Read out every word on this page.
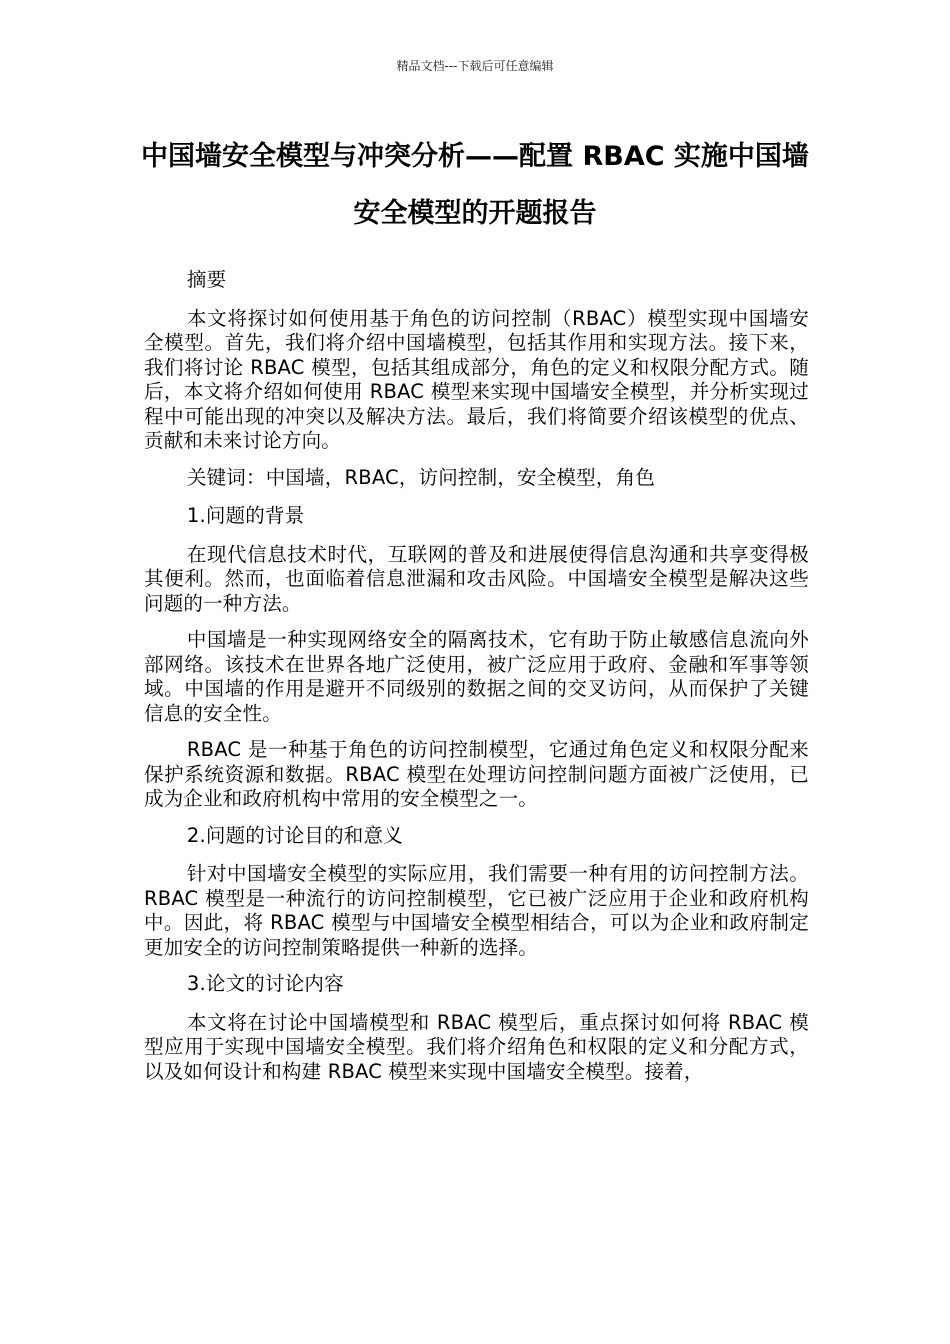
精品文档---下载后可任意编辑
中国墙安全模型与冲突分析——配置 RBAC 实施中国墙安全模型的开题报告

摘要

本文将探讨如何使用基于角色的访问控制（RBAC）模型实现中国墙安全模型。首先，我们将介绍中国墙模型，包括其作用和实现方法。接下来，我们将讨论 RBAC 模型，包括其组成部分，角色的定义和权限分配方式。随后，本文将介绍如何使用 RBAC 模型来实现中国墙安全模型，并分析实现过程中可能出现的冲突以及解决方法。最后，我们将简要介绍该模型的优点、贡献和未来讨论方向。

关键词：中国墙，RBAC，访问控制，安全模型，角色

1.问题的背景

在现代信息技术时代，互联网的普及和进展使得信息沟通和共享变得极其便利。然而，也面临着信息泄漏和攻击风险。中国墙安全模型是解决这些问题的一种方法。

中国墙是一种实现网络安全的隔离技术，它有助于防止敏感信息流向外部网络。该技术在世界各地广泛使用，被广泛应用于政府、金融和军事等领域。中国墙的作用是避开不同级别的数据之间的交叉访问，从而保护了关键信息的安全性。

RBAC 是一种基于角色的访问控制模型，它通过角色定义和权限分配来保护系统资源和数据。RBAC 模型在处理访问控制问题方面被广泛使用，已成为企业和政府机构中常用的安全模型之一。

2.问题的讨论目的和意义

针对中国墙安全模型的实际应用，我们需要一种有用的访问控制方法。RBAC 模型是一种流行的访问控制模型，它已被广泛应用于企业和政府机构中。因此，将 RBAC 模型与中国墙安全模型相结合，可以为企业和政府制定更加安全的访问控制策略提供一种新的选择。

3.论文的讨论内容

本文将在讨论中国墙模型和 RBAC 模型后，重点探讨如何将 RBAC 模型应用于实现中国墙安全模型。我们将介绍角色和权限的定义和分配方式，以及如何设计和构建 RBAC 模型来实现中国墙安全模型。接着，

...

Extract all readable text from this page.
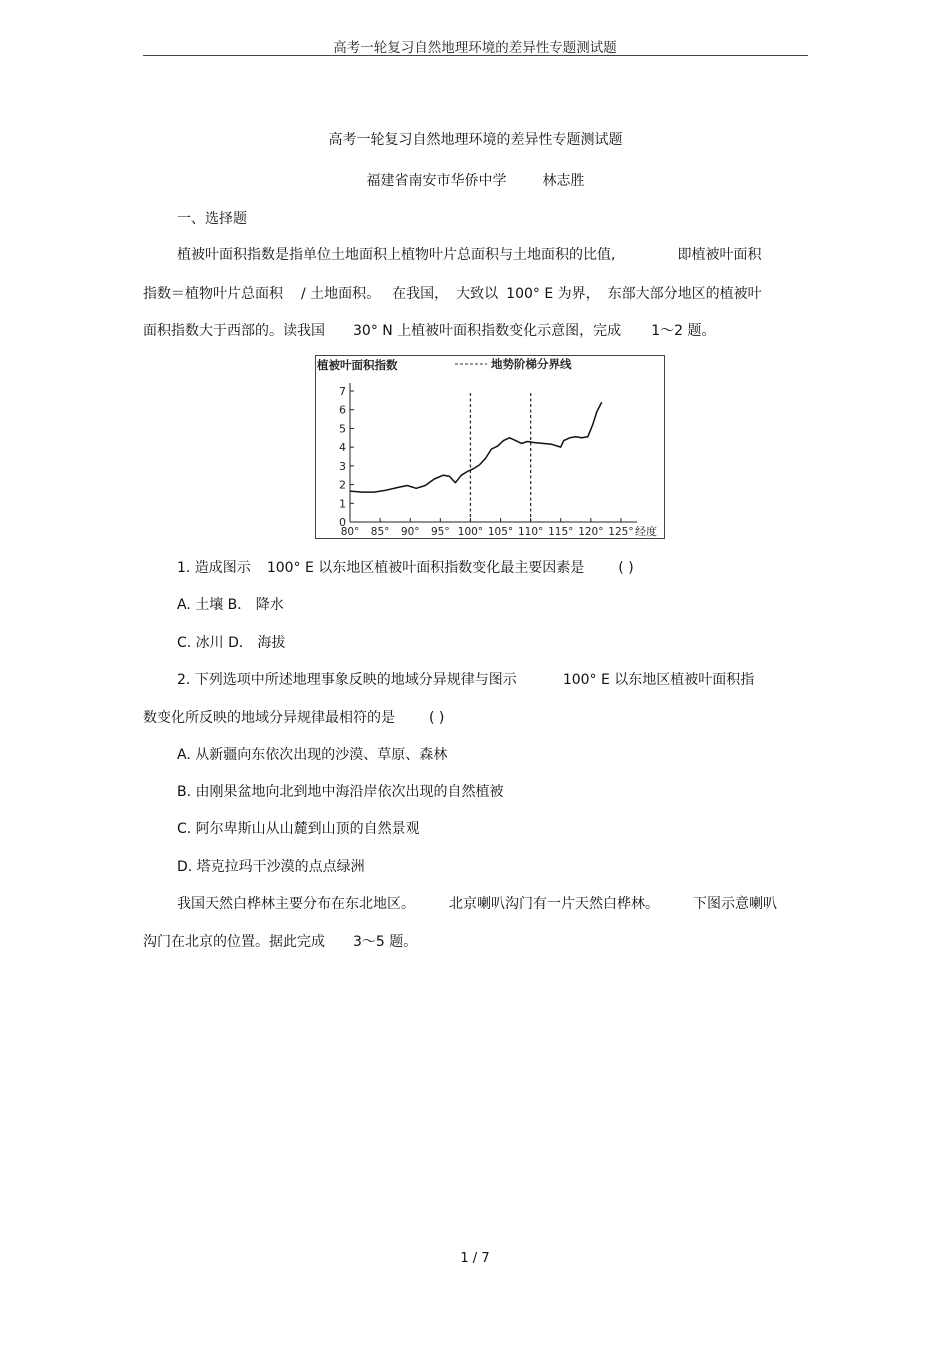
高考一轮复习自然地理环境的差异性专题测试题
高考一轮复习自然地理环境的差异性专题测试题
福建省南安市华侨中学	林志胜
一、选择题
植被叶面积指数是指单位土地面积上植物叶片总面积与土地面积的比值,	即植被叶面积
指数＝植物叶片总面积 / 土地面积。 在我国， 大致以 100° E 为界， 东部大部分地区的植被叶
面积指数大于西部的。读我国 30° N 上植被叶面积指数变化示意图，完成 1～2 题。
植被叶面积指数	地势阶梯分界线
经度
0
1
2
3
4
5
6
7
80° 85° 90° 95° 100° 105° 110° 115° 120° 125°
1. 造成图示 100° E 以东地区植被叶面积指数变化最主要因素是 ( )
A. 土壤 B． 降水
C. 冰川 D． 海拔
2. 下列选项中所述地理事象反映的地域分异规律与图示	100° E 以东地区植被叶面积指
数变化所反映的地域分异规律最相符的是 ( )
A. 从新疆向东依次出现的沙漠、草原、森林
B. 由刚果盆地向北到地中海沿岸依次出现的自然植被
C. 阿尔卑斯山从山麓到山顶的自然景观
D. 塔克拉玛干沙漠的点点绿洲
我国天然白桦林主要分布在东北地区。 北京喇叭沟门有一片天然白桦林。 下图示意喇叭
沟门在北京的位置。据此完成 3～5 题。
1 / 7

* * *

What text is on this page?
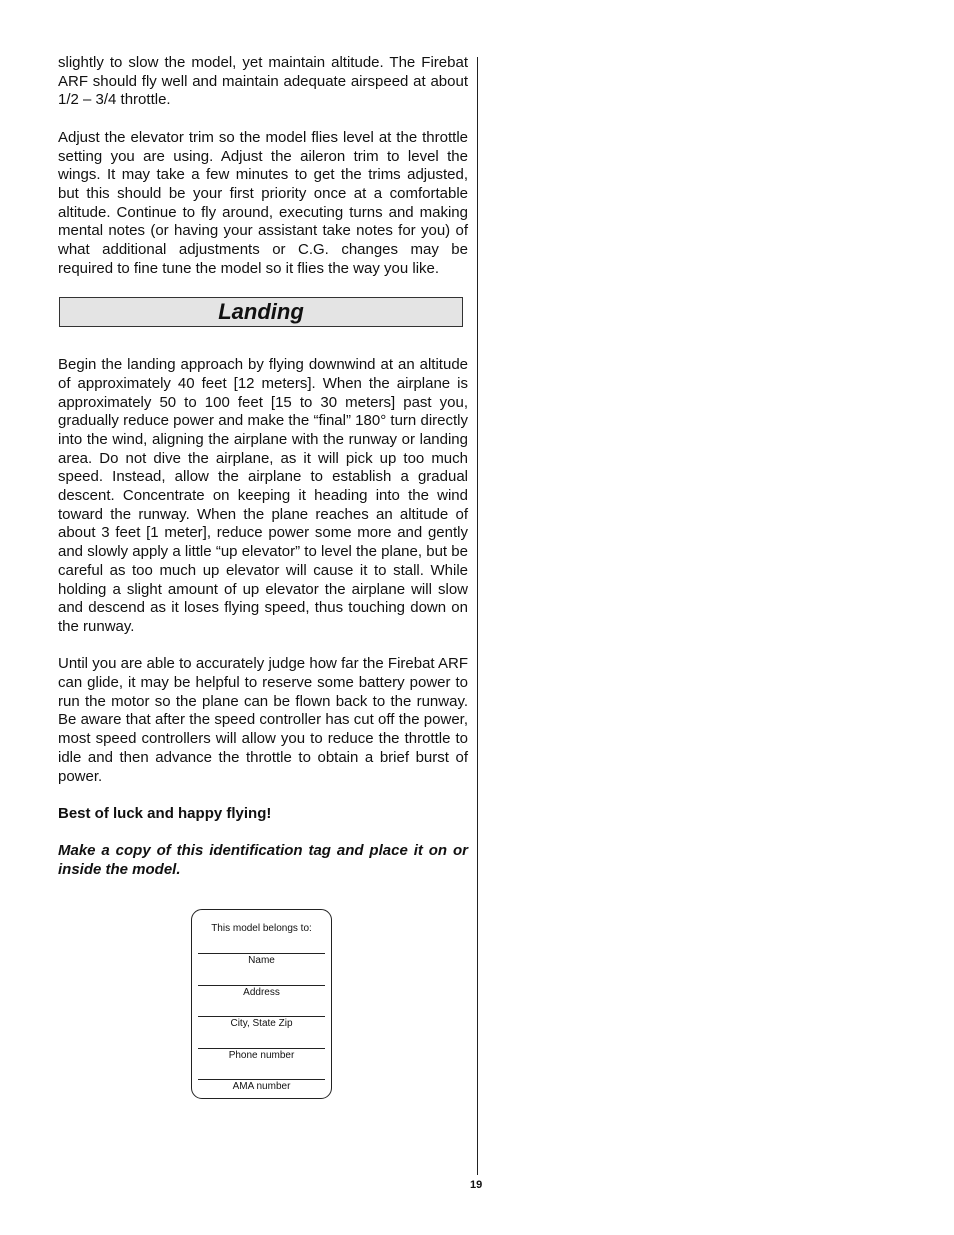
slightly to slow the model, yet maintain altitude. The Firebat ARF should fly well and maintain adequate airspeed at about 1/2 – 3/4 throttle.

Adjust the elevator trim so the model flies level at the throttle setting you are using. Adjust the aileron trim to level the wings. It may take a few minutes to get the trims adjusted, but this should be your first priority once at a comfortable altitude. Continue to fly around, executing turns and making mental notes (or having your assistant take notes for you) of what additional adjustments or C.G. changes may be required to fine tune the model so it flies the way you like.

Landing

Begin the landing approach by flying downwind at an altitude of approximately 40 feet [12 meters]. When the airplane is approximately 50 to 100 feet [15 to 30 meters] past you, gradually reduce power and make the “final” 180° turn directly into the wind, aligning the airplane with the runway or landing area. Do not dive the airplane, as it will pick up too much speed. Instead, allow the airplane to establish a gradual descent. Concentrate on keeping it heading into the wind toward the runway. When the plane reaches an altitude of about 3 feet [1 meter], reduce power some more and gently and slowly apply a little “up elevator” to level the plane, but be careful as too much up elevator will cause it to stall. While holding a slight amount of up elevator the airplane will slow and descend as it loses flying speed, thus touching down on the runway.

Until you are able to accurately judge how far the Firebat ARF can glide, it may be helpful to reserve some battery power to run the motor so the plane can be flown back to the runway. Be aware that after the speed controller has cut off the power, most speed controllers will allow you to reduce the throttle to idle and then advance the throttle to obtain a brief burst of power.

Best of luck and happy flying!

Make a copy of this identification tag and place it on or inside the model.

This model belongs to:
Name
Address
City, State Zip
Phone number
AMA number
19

→ **Set problem**
Where a line contains the string "flying", extract that line.

→ **Answer to the task**
Begin the landing approach by flying downwind at an altitude of approximately 40 feet [12 meters]. When the airplane is approximately 50 to 100 feet [15 to 30 meters] past you, gradually reduce power and make the “final” 180° turn directly into the wind, aligning the airplane with the runway or landing area. Do not dive the airplane, as it will pick up too much speed. Instead, allow the airplane to establish a gradual descent. Concentrate on keeping it heading into the wind toward the runway. When the plane reaches an altitude of about 3 feet [1 meter], reduce power some more and gently and slowly apply a little “up elevator” to level the plane, but be careful as too much up elevator will cause it to stall. While holding a slight amount of up elevator the airplane will slow and descend as it loses flying speed, thus touching down on the runway.
Best of luck and happy flying!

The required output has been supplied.